**Exercise data**
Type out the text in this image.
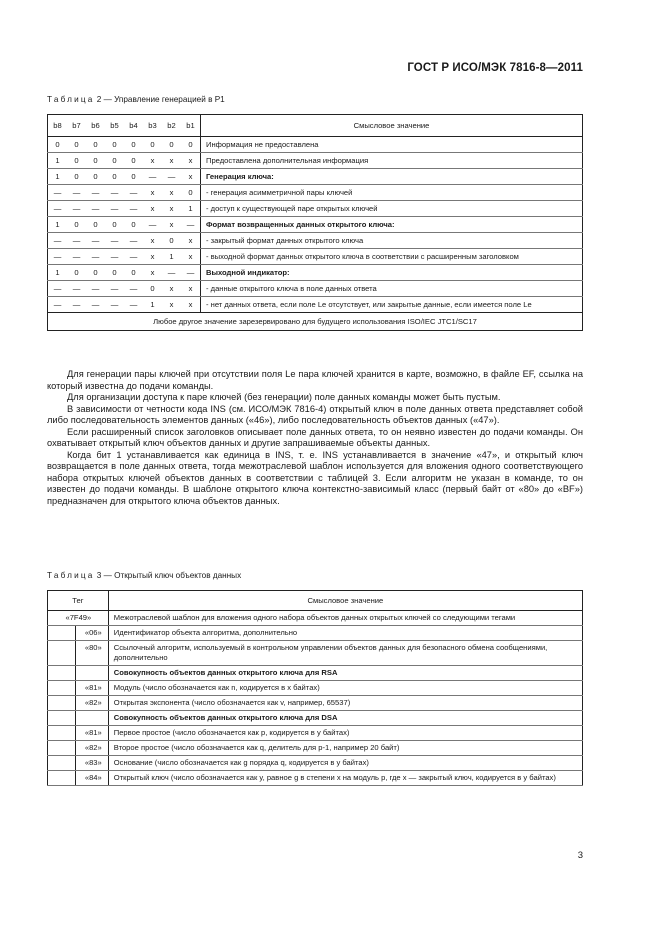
ГОСТ Р ИСО/МЭК 7816-8—2011
Таблица 2 — Управление генерацией в Р1
b8	b7	b6	b5	b4	b3	b2	b1	Смысловое значение
0	0	0	0	0	0	0	0	Информация не предоставлена
1	0	0	0	0	x	x	x	Предоставлена дополнительная информация
1	0	0	0	0	—	—	x	Генерация ключа:
—	—	—	—	—	x	x	0	- генерация асимметричной пары ключей
—	—	—	—	—	x	x	1	- доступ к существующей паре открытых ключей
1	0	0	0	0	—	x	—	Формат возвращенных данных открытого ключа:
—	—	—	—	—	x	0	x	- закрытый формат данных открытого ключа
—	—	—	—	—	x	1	x	- выходной формат данных открытого ключа в соответствии с расширенным заголовком
1	0	0	0	0	x	—	—	Выходной индикатор:
—	—	—	—	—	0	x	x	- данные открытого ключа в поле данных ответа
—	—	—	—	—	1	x	x	- нет данных ответа, если поле Le отсутствует, или закрытые данные, если имеется поле Le
Любое другое значение зарезервировано для будущего использования ISO/IEC JTC1/SC17								

Для генерации пары ключей при отсутствии поля Le пара ключей хранится в карте, возможно, в файле EF, ссылка на который известна до подачи команды.

Для организации доступа к паре ключей (без генерации) поле данных команды может быть пустым.

В зависимости от четности кода INS (см. ИСО/МЭК 7816-4) открытый ключ в поле данных ответа представляет собой либо последовательность элементов данных («46»), либо последовательность объектов данных («47»).

Если расширенный список заголовков описывает поле данных ответа, то он неявно известен до подачи команды. Он охватывает открытый ключ объектов данных и другие запрашиваемые объекты данных.

Когда бит 1 устанавливается как единица в INS, т. е. INS устанавливается в значение «47», и открытый ключ возвращается в поле данных ответа, тогда межотраслевой шаблон используется для вложения одного соответствующего набора открытых ключей объектов данных в соответствии с таблицей 3. Если алгоритм не указан в команде, то он известен до подачи команды. В шаблоне открытого ключа контекстно-зависимый класс (первый байт от «80» до «BF») предназначен для открытого ключа объектов данных.

Таблица 3 — Открытый ключ объектов данных
Тег		Смысловое значение
«7F49»		Межотраслевой шаблон для вложения одного набора объектов данных открытых ключей со следующими тегами
	«06»	Идентификатор объекта алгоритма, дополнительно
	«80»	Ссылочный алгоритм, используемый в контрольном управлении объектов данных для безопасного обмена сообщениями, дополнительно
		Совокупность объектов данных открытого ключа для RSA
	«81»	Модуль (число обозначается как n, кодируется в x байтах)
	«82»	Открытая экспонента (число обозначается как v, например, 65537)
		Совокупность объектов данных открытого ключа для DSA
	«81»	Первое простое (число обозначается как p, кодируется в y байтах)
	«82»	Второе простое (число обозначается как q, делитель для p-1, например 20 байт)
	«83»	Основание (число обозначается как g порядка q, кодируется в y байтах)
	«84»	Открытый ключ (число обозначается как y, равное g в степени x на модуль p, где x — закрытый ключ, кодируется в y байтах)
3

**The task**
All of the data needs repeating exactly, but the pictures do not.

**Answer**
Type out the text in this image.
ГОСТ Р ИСО/МЭК 7816-8—2011
Таблица 2 — Управление генерацией в Р1
b8	b7	b6	b5	b4	b3	b2	b1	Смысловое значение
0	0	0	0	0	0	0	0	Информация не предоставлена
1	0	0	0	0	x	x	x	Предоставлена дополнительная информация
1	0	0	0	0	—	—	x	Генерация ключа:
—	—	—	—	—	x	x	0	- генерация асимметричной пары ключей
—	—	—	—	—	x	x	1	- доступ к существующей паре открытых ключей
1	0	0	0	0	—	x	—	Формат возвращенных данных открытого ключа:
—	—	—	—	—	x	0	x	- закрытый формат данных открытого ключа
—	—	—	—	—	x	1	x	- выходной формат данных открытого ключа в соответствии с расширенным заголовком
1	0	0	0	0	x	—	—	Выходной индикатор:
—	—	—	—	—	0	x	x	- данные открытого ключа в поле данных ответа
—	—	—	—	—	1	x	x	- нет данных ответа, если поле Le отсутствует, или закрытые данные, если имеется поле Le
Любое другое значение зарезервировано для будущего использования ISO/IEC JTC1/SC17								

Для генерации пары ключей при отсутствии поля Le пара ключей хранится в карте, возможно, в файле EF, ссылка на который известна до подачи команды.

Для организации доступа к паре ключей (без генерации) поле данных команды может быть пустым.

В зависимости от четности кода INS (см. ИСО/МЭК 7816-4) открытый ключ в поле данных ответа представляет собой либо последовательность элементов данных («46»), либо последовательность объектов данных («47»).

Если расширенный список заголовков описывает поле данных ответа, то он неявно известен до подачи команды. Он охватывает открытый ключ объектов данных и другие запрашиваемые объекты данных.

Когда бит 1 устанавливается как единица в INS, т. е. INS устанавливается в значение «47», и открытый ключ возвращается в поле данных ответа, тогда межотраслевой шаблон используется для вложения одного соответствующего набора открытых ключей объектов данных в соответствии с таблицей 3. Если алгоритм не указан в команде, то он известен до подачи команды. В шаблоне открытого ключа контекстно-зависимый класс (первый байт от «80» до «BF») предназначен для открытого ключа объектов данных.

Таблица 3 — Открытый ключ объектов данных
Тег		Смысловое значение
«7F49»		Межотраслевой шаблон для вложения одного набора объектов данных открытых ключей со следующими тегами
	«06»	Идентификатор объекта алгоритма, дополнительно
	«80»	Ссылочный алгоритм, используемый в контрольном управлении объектов данных для безопасного обмена сообщениями, дополнительно
		Совокупность объектов данных открытого ключа для RSA
	«81»	Модуль (число обозначается как n, кодируется в x байтах)
	«82»	Открытая экспонента (число обозначается как v, например, 65537)
		Совокупность объектов данных открытого ключа для DSA
	«81»	Первое простое (число обозначается как p, кодируется в y байтах)
	«82»	Второе простое (число обозначается как q, делитель для p-1, например 20 байт)
	«83»	Основание (число обозначается как g порядка q, кодируется в y байтах)
	«84»	Открытый ключ (число обозначается как y, равное g в степени x на модуль p, где x — закрытый ключ, кодируется в y байтах)
3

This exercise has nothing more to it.